(Dataset items)
------------------------
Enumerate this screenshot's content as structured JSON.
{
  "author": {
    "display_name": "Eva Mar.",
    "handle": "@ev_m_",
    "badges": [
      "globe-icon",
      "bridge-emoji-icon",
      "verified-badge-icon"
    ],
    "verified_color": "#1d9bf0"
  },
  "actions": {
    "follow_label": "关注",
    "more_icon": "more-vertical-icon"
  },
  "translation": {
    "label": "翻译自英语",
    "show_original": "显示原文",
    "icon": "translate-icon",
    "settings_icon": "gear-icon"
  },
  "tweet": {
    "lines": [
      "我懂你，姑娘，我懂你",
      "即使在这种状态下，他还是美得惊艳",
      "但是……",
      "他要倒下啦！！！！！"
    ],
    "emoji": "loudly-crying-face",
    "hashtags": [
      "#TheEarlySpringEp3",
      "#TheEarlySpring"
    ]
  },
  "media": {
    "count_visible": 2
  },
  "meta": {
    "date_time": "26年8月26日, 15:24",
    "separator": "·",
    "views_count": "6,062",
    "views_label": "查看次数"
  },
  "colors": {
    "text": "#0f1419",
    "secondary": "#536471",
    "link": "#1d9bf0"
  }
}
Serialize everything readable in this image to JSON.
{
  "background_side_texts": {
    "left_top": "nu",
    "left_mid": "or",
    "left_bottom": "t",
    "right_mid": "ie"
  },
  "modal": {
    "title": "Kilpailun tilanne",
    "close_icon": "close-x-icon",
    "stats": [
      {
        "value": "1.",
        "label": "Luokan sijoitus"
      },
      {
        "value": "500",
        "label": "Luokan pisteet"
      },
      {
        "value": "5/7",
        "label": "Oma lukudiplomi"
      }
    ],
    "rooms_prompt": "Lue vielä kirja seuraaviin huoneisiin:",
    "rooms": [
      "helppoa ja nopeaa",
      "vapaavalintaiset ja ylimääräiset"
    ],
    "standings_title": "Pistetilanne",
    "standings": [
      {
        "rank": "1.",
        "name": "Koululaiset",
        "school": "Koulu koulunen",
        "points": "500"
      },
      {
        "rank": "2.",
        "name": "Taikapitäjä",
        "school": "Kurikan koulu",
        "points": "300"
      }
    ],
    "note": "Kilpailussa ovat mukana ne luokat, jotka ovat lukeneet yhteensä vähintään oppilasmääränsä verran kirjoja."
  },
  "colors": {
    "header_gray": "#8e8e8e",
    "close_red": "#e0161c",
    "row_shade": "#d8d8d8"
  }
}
------------------------
#### [Task objective]
Copy each line of the records containing the string "icon".

#### [Expected output]
      "globe-icon",
      "bridge-emoji-icon",
      "verified-badge-icon"
    "more_icon": "more-vertical-icon"
    "icon": "translate-icon",
    "settings_icon": "gear-icon"
    "close_icon": "close-x-icon",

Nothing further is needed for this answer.